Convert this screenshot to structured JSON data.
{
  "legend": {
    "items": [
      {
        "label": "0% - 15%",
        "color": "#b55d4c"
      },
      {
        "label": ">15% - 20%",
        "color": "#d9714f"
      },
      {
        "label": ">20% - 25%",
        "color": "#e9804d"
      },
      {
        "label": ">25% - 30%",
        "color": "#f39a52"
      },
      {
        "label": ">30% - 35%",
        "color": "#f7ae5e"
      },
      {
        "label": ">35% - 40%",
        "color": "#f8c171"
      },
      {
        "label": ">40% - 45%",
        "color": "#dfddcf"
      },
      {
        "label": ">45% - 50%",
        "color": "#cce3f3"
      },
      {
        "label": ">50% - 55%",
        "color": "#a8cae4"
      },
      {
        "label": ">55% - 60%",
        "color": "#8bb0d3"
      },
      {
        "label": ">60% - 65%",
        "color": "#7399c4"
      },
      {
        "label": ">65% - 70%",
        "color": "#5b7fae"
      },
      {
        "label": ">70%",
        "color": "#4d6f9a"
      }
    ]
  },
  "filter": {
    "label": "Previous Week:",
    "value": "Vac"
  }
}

= REQUEST =
Return the listing above in its exact form.

= TASK OUTPUT =
Convert this screenshot to structured JSON data.
{
  "legend": {
    "items": [
      {
        "label": "0% - 15%",
        "color": "#b55d4c"
      },
      {
        "label": ">15% - 20%",
        "color": "#d9714f"
      },
      {
        "label": ">20% - 25%",
        "color": "#e9804d"
      },
      {
        "label": ">25% - 30%",
        "color": "#f39a52"
      },
      {
        "label": ">30% - 35%",
        "color": "#f7ae5e"
      },
      {
        "label": ">35% - 40%",
        "color": "#f8c171"
      },
      {
        "label": ">40% - 45%",
        "color": "#dfddcf"
      },
      {
        "label": ">45% - 50%",
        "color": "#cce3f3"
      },
      {
        "label": ">50% - 55%",
        "color": "#a8cae4"
      },
      {
        "label": ">55% - 60%",
        "color": "#8bb0d3"
      },
      {
        "label": ">60% - 65%",
        "color": "#7399c4"
      },
      {
        "label": ">65% - 70%",
        "color": "#5b7fae"
      },
      {
        "label": ">70%",
        "color": "#4d6f9a"
      }
    ]
  },
  "filter": {
    "label": "Previous Week:",
    "value": "Vac"
  }
}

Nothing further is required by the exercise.